> **Task objective**:
From the listing below, tally the lines that include "color". Return only the total.

> **Material for the task**:
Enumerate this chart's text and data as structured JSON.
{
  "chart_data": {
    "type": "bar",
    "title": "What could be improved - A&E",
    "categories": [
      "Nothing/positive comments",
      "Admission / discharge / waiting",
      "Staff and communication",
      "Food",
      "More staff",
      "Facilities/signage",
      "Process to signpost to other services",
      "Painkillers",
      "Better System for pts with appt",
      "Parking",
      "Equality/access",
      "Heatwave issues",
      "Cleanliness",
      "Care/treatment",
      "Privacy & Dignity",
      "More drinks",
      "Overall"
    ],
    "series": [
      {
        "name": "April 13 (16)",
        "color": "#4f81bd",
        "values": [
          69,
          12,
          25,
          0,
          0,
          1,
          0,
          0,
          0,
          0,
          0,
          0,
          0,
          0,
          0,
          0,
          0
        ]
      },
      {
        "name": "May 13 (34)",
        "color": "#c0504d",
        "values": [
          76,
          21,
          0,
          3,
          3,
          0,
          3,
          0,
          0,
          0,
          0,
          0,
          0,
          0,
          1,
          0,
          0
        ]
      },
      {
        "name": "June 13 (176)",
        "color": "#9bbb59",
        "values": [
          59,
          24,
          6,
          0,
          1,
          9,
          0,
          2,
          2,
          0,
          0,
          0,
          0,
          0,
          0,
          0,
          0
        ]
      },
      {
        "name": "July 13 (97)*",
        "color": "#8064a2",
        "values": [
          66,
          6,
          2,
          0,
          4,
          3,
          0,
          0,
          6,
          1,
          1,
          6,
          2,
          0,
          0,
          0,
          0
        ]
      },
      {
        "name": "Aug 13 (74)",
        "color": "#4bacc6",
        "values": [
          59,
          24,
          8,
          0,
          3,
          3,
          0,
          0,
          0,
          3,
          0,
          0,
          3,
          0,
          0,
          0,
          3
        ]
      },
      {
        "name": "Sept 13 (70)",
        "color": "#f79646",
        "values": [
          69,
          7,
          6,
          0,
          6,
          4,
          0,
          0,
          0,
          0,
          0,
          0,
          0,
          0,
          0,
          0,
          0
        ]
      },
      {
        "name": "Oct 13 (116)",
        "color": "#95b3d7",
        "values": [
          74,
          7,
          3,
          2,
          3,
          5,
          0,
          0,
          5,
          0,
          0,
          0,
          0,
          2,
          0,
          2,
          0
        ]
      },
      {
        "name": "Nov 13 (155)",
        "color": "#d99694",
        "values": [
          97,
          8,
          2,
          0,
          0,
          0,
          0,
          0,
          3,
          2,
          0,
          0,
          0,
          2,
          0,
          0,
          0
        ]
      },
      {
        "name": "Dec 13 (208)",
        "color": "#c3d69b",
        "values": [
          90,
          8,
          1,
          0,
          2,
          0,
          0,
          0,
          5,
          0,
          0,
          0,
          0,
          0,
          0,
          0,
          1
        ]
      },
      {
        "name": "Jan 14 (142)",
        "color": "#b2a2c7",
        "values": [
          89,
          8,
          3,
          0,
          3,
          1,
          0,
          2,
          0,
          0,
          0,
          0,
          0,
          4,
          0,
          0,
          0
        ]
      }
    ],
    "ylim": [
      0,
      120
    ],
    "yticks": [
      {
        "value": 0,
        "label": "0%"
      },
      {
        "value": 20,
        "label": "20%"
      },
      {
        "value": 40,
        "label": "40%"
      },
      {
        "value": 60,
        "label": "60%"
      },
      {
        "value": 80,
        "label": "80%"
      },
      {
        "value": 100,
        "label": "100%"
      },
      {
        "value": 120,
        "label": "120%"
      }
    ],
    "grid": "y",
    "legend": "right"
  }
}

> **Output of the exercise**:
10